THE RECORDS:

-- begin --

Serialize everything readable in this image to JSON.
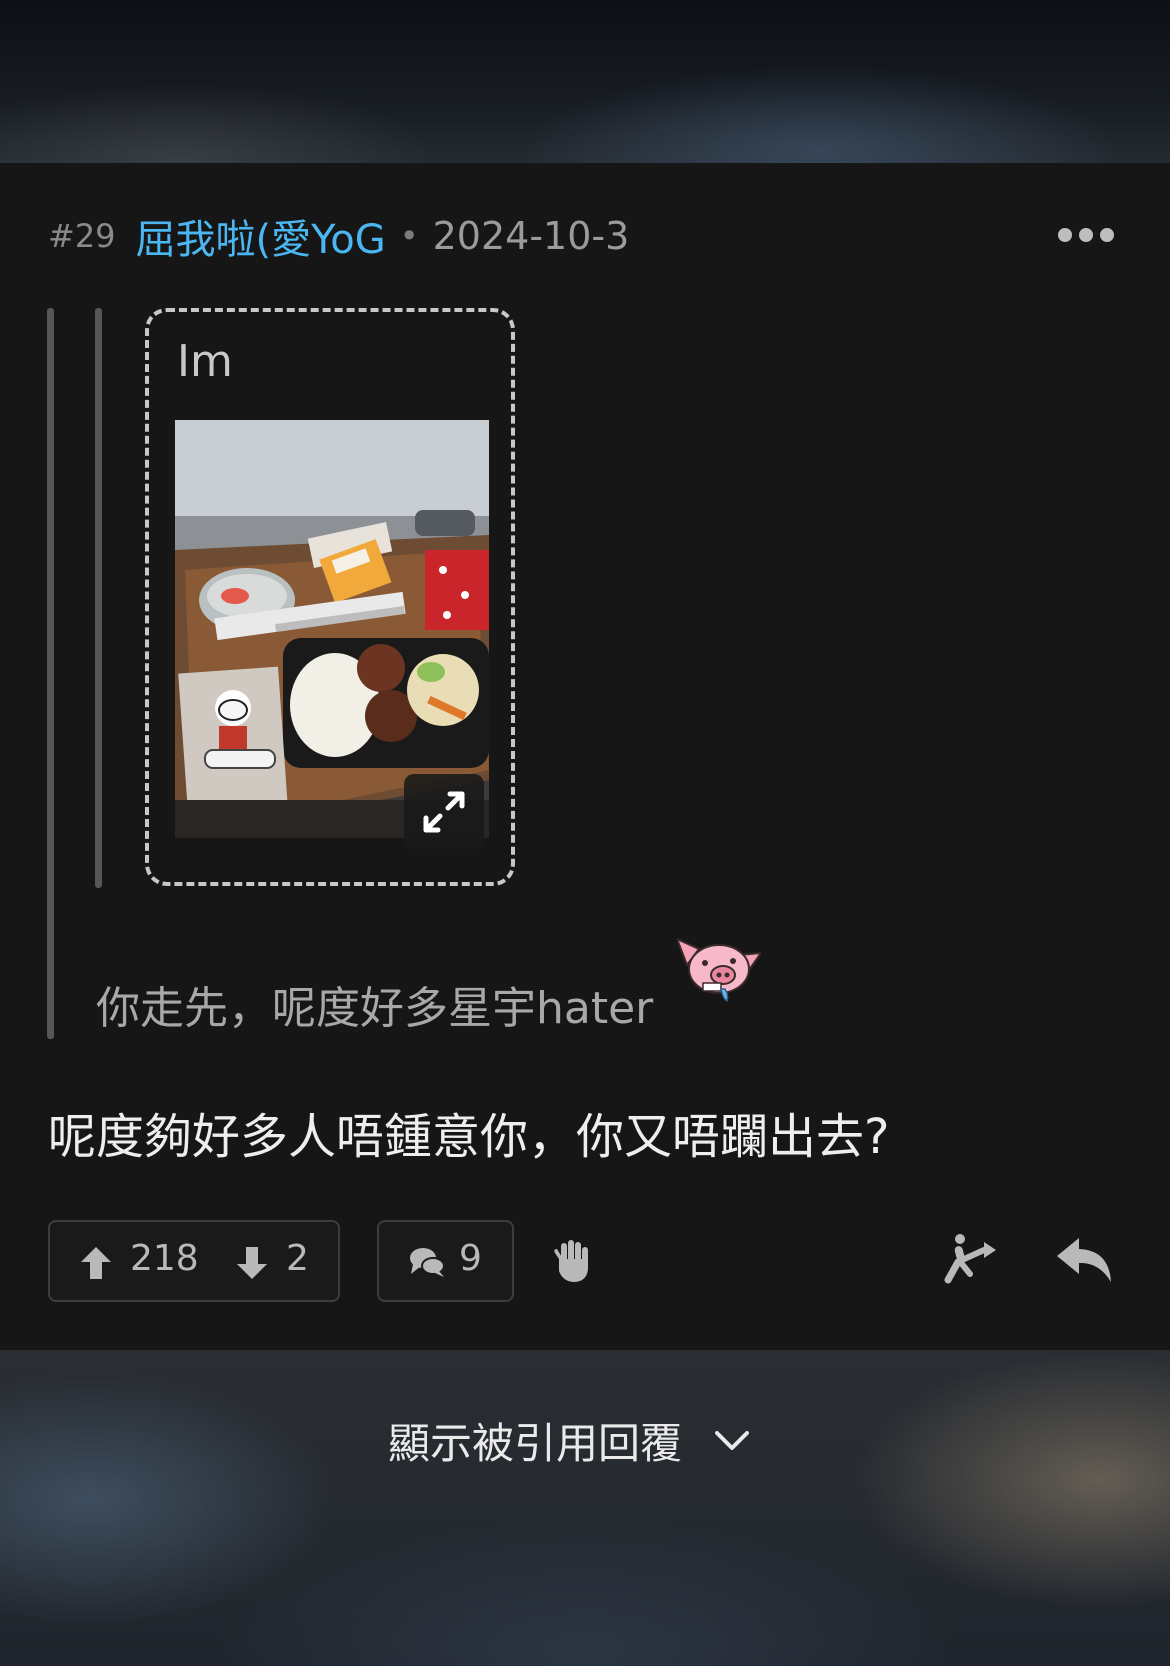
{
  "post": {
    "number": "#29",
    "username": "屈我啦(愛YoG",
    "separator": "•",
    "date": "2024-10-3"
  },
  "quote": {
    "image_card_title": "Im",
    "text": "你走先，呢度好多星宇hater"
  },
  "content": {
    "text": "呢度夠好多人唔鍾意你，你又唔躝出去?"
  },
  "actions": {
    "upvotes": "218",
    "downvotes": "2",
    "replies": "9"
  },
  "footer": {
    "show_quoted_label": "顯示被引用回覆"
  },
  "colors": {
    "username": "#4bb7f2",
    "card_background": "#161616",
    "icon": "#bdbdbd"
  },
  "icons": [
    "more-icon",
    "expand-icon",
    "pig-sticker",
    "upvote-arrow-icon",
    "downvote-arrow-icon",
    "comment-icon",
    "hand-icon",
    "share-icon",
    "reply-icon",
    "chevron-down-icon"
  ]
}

-- end --

WRITTEN PROBLEM: Repeat each entry exactly. Pictures do not belong in the copy.

RESPONSE TO THE TASK:
Serialize everything readable in this image to JSON.
{
  "post": {
    "number": "#29",
    "username": "屈我啦(愛YoG",
    "separator": "•",
    "date": "2024-10-3"
  },
  "quote": {
    "image_card_title": "Im",
    "text": "你走先，呢度好多星宇hater"
  },
  "content": {
    "text": "呢度夠好多人唔鍾意你，你又唔躝出去?"
  },
  "actions": {
    "upvotes": "218",
    "downvotes": "2",
    "replies": "9"
  },
  "footer": {
    "show_quoted_label": "顯示被引用回覆"
  },
  "colors": {
    "username": "#4bb7f2",
    "card_background": "#161616",
    "icon": "#bdbdbd"
  },
  "icons": [
    "more-icon",
    "expand-icon",
    "pig-sticker",
    "upvote-arrow-icon",
    "downvote-arrow-icon",
    "comment-icon",
    "hand-icon",
    "share-icon",
    "reply-icon",
    "chevron-down-icon"
  ]
}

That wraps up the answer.